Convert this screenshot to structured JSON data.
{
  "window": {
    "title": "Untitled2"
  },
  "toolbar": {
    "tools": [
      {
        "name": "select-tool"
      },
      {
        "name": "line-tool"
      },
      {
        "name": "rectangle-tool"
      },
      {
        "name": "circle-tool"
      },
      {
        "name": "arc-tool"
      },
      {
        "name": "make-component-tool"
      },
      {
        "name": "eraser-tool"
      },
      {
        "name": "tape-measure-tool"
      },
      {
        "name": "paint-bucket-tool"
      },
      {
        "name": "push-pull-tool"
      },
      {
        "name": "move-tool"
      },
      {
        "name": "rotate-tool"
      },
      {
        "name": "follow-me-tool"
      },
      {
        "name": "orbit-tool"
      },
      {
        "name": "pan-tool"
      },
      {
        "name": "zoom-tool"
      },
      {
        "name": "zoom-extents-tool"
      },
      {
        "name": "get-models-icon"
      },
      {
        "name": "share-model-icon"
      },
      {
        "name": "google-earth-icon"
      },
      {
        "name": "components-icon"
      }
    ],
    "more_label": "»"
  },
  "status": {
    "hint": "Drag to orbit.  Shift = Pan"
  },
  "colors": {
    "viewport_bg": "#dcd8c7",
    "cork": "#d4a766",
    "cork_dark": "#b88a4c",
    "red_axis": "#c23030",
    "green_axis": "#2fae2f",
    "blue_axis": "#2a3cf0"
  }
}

● ● ● ●

Set exercise:
All of the data shown above must be copied exactly.

The answer:
Convert this screenshot to structured JSON data.
{
  "window": {
    "title": "Untitled2"
  },
  "toolbar": {
    "tools": [
      {
        "name": "select-tool"
      },
      {
        "name": "line-tool"
      },
      {
        "name": "rectangle-tool"
      },
      {
        "name": "circle-tool"
      },
      {
        "name": "arc-tool"
      },
      {
        "name": "make-component-tool"
      },
      {
        "name": "eraser-tool"
      },
      {
        "name": "tape-measure-tool"
      },
      {
        "name": "paint-bucket-tool"
      },
      {
        "name": "push-pull-tool"
      },
      {
        "name": "move-tool"
      },
      {
        "name": "rotate-tool"
      },
      {
        "name": "follow-me-tool"
      },
      {
        "name": "orbit-tool"
      },
      {
        "name": "pan-tool"
      },
      {
        "name": "zoom-tool"
      },
      {
        "name": "zoom-extents-tool"
      },
      {
        "name": "get-models-icon"
      },
      {
        "name": "share-model-icon"
      },
      {
        "name": "google-earth-icon"
      },
      {
        "name": "components-icon"
      }
    ],
    "more_label": "»"
  },
  "status": {
    "hint": "Drag to orbit.  Shift = Pan"
  },
  "colors": {
    "viewport_bg": "#dcd8c7",
    "cork": "#d4a766",
    "cork_dark": "#b88a4c",
    "red_axis": "#c23030",
    "green_axis": "#2fae2f",
    "blue_axis": "#2a3cf0"
  }
}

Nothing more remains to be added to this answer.